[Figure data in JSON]
------------------------------------------------------------------------
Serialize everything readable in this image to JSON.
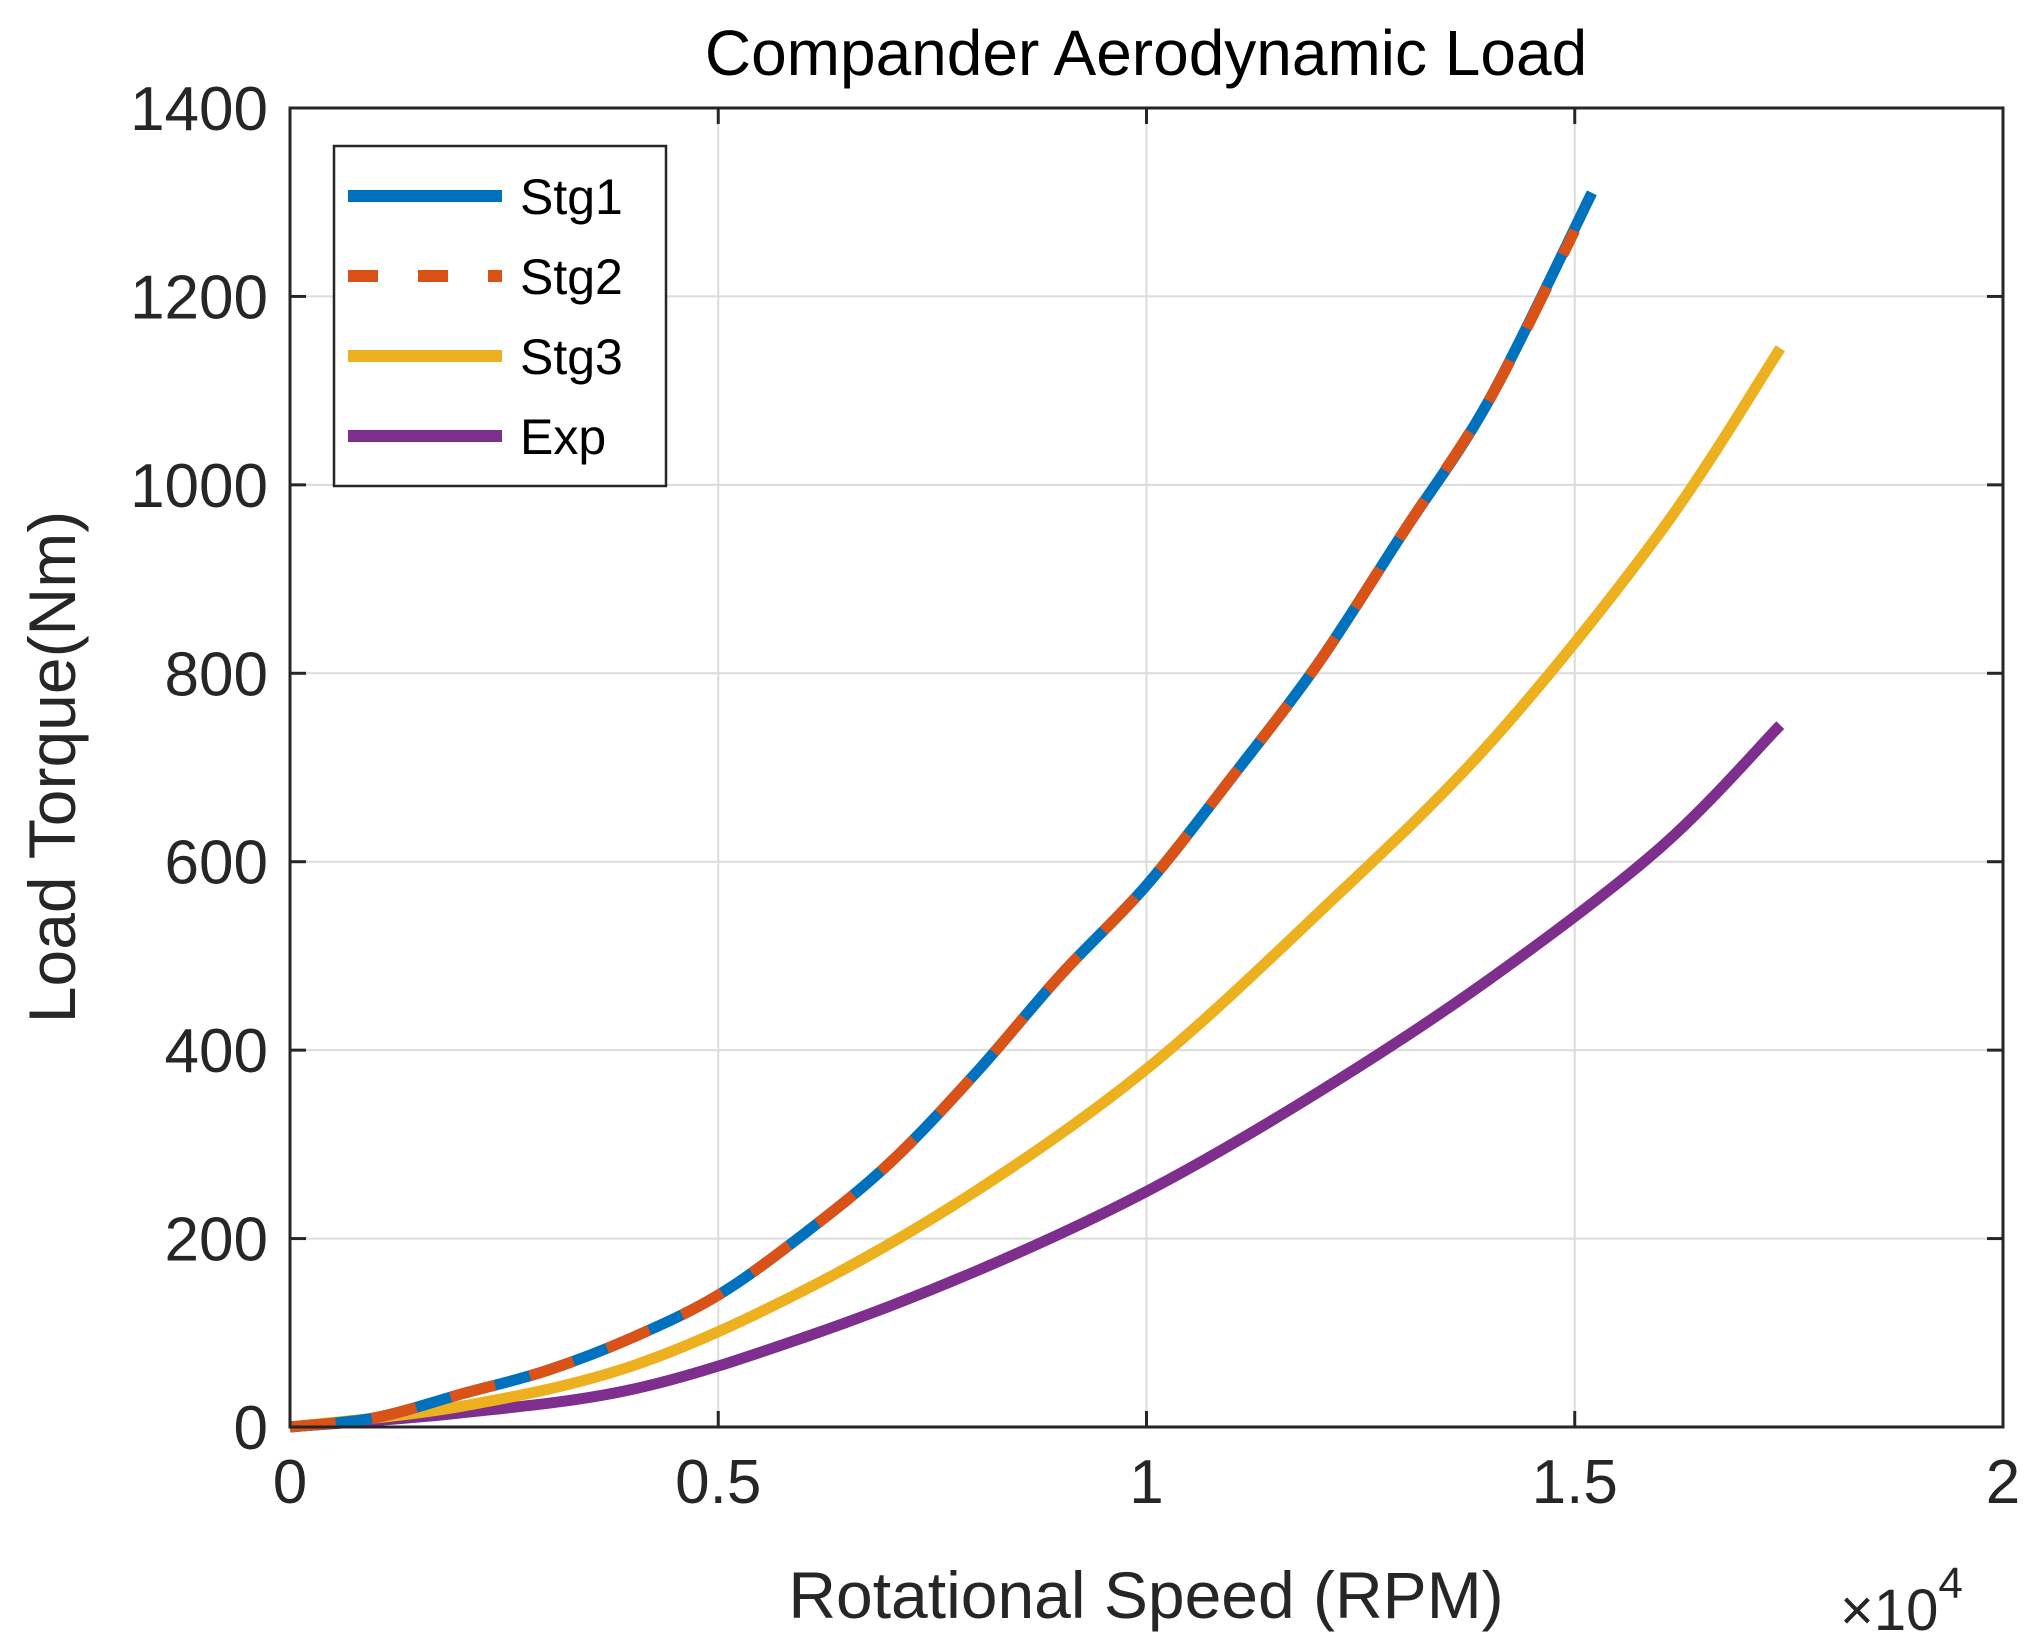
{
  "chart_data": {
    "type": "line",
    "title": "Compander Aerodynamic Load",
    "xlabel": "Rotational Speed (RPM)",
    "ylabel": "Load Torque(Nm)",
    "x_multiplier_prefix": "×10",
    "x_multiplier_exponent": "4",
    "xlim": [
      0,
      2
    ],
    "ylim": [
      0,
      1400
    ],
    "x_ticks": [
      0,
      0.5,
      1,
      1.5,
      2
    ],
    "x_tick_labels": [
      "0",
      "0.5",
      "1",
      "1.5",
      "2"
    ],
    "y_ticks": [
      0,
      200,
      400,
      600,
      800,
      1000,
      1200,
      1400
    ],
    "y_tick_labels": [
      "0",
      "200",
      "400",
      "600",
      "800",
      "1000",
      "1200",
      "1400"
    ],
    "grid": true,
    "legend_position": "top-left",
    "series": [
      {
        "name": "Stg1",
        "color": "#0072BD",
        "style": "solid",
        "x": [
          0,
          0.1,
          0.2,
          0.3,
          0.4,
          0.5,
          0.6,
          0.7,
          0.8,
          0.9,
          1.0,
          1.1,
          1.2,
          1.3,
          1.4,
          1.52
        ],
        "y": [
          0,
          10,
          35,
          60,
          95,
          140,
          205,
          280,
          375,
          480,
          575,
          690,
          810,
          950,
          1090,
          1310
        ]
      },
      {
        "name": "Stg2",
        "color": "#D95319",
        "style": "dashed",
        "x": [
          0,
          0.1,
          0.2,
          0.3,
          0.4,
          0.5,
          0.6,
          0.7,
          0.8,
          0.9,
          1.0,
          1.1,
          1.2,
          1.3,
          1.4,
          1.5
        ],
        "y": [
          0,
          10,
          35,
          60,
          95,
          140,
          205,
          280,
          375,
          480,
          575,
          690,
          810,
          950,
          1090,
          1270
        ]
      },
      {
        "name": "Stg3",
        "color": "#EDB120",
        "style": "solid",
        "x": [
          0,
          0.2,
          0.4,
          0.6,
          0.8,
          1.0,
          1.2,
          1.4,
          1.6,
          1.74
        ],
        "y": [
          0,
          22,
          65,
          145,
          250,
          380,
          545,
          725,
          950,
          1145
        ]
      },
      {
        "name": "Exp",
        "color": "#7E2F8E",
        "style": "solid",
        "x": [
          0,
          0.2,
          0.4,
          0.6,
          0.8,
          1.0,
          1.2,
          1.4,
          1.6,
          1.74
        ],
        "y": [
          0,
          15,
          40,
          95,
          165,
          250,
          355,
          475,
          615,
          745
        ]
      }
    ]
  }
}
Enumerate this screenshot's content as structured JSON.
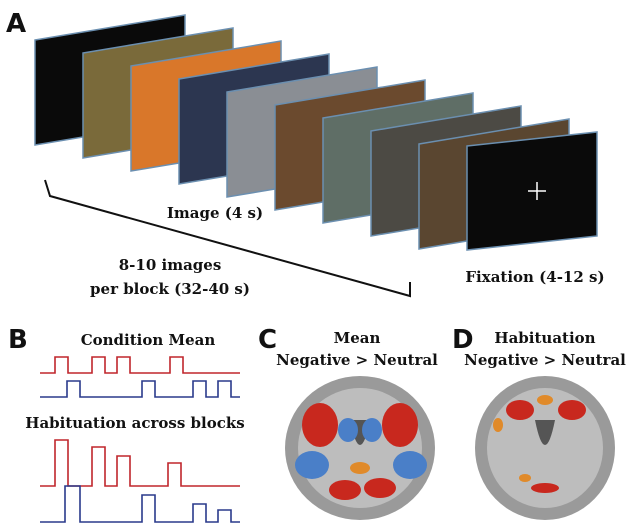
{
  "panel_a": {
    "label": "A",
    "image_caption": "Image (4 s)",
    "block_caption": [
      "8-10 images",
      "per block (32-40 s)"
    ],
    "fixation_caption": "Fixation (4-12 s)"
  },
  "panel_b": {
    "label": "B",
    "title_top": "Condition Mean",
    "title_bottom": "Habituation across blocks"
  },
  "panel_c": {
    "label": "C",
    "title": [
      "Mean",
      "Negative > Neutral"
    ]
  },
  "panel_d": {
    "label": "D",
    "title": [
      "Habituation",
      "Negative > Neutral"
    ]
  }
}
------------------------------------------------------------------------
EXERCISE AIM:
Copy out the listing exactly as it stands, but not the pictures.

TASK RESULT:
Serialize everything readable in this image to JSON.
{
  "chart_data": {
    "type": "line",
    "title": "Compander Aerodynamic Load",
    "xlabel": "Rotational Speed (RPM)",
    "ylabel": "Load Torque(Nm)",
    "x_multiplier_prefix": "×10",
    "x_multiplier_exponent": "4",
    "xlim": [
      0,
      2
    ],
    "ylim": [
      0,
      1400
    ],
    "x_ticks": [
      0,
      0.5,
      1,
      1.5,
      2
    ],
    "x_tick_labels": [
      "0",
      "0.5",
      "1",
      "1.5",
      "2"
    ],
    "y_ticks": [
      0,
      200,
      400,
      600,
      800,
      1000,
      1200,
      1400
    ],
    "y_tick_labels": [
      "0",
      "200",
      "400",
      "600",
      "800",
      "1000",
      "1200",
      "1400"
    ],
    "grid": true,
    "legend_position": "top-left",
    "series": [
      {
        "name": "Stg1",
        "color": "#0072BD",
        "style": "solid",
        "x": [
          0,
          0.1,
          0.2,
          0.3,
          0.4,
          0.5,
          0.6,
          0.7,
          0.8,
          0.9,
          1.0,
          1.1,
          1.2,
          1.3,
          1.4,
          1.52
        ],
        "y": [
          0,
          10,
          35,
          60,
          95,
          140,
          205,
          280,
          375,
          480,
          575,
          690,
          810,
          950,
          1090,
          1310
        ]
      },
      {
        "name": "Stg2",
        "color": "#D95319",
        "style": "dashed",
        "x": [
          0,
          0.1,
          0.2,
          0.3,
          0.4,
          0.5,
          0.6,
          0.7,
          0.8,
          0.9,
          1.0,
          1.1,
          1.2,
          1.3,
          1.4,
          1.5
        ],
        "y": [
          0,
          10,
          35,
          60,
          95,
          140,
          205,
          280,
          375,
          480,
          575,
          690,
          810,
          950,
          1090,
          1270
        ]
      },
      {
        "name": "Stg3",
        "color": "#EDB120",
        "style": "solid",
        "x": [
          0,
          0.2,
          0.4,
          0.6,
          0.8,
          1.0,
          1.2,
          1.4,
          1.6,
          1.74
        ],
        "y": [
          0,
          22,
          65,
          145,
          250,
          380,
          545,
          725,
          950,
          1145
        ]
      },
      {
        "name": "Exp",
        "color": "#7E2F8E",
        "style": "solid",
        "x": [
          0,
          0.2,
          0.4,
          0.6,
          0.8,
          1.0,
          1.2,
          1.4,
          1.6,
          1.74
        ],
        "y": [
          0,
          15,
          40,
          95,
          165,
          250,
          355,
          475,
          615,
          745
        ]
      }
    ]
  }
}
Enumerate this screenshot's content as structured JSON.
{
  "panel_a": {
    "label": "A",
    "image_caption": "Image (4 s)",
    "block_caption": [
      "8-10 images",
      "per block (32-40 s)"
    ],
    "fixation_caption": "Fixation (4-12 s)"
  },
  "panel_b": {
    "label": "B",
    "title_top": "Condition Mean",
    "title_bottom": "Habituation across blocks"
  },
  "panel_c": {
    "label": "C",
    "title": [
      "Mean",
      "Negative > Neutral"
    ]
  },
  "panel_d": {
    "label": "D",
    "title": [
      "Habituation",
      "Negative > Neutral"
    ]
  }
}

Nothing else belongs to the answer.